Directions
Keep only the lines of the listing that include the word "document", and copy them.

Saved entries
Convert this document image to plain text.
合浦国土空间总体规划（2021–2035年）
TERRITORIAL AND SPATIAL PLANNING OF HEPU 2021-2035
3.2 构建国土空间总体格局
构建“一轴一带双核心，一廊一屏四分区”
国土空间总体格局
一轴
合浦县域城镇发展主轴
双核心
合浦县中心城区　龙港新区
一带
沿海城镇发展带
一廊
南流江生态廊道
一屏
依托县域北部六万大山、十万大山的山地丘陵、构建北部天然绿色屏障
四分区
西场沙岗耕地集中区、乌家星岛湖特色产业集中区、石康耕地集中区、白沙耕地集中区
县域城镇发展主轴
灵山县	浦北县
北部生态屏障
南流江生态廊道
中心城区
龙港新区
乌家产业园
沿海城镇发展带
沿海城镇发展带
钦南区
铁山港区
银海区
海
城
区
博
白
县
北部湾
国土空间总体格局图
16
--
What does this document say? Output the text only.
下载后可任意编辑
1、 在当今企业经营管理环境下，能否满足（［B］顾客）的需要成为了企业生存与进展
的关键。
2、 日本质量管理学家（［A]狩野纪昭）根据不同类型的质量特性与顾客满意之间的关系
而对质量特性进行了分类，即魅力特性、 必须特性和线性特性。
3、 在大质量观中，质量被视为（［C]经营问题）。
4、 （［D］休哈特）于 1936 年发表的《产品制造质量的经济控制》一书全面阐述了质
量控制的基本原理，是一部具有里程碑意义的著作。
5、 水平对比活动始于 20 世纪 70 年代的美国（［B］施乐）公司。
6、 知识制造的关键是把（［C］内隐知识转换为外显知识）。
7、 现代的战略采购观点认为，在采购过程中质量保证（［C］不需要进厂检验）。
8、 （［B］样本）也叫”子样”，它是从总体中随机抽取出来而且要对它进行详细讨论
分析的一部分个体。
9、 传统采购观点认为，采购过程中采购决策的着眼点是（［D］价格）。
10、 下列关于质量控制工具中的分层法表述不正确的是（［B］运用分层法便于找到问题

The output
Convert this document image to plain text.
What does this document say? Output the text only.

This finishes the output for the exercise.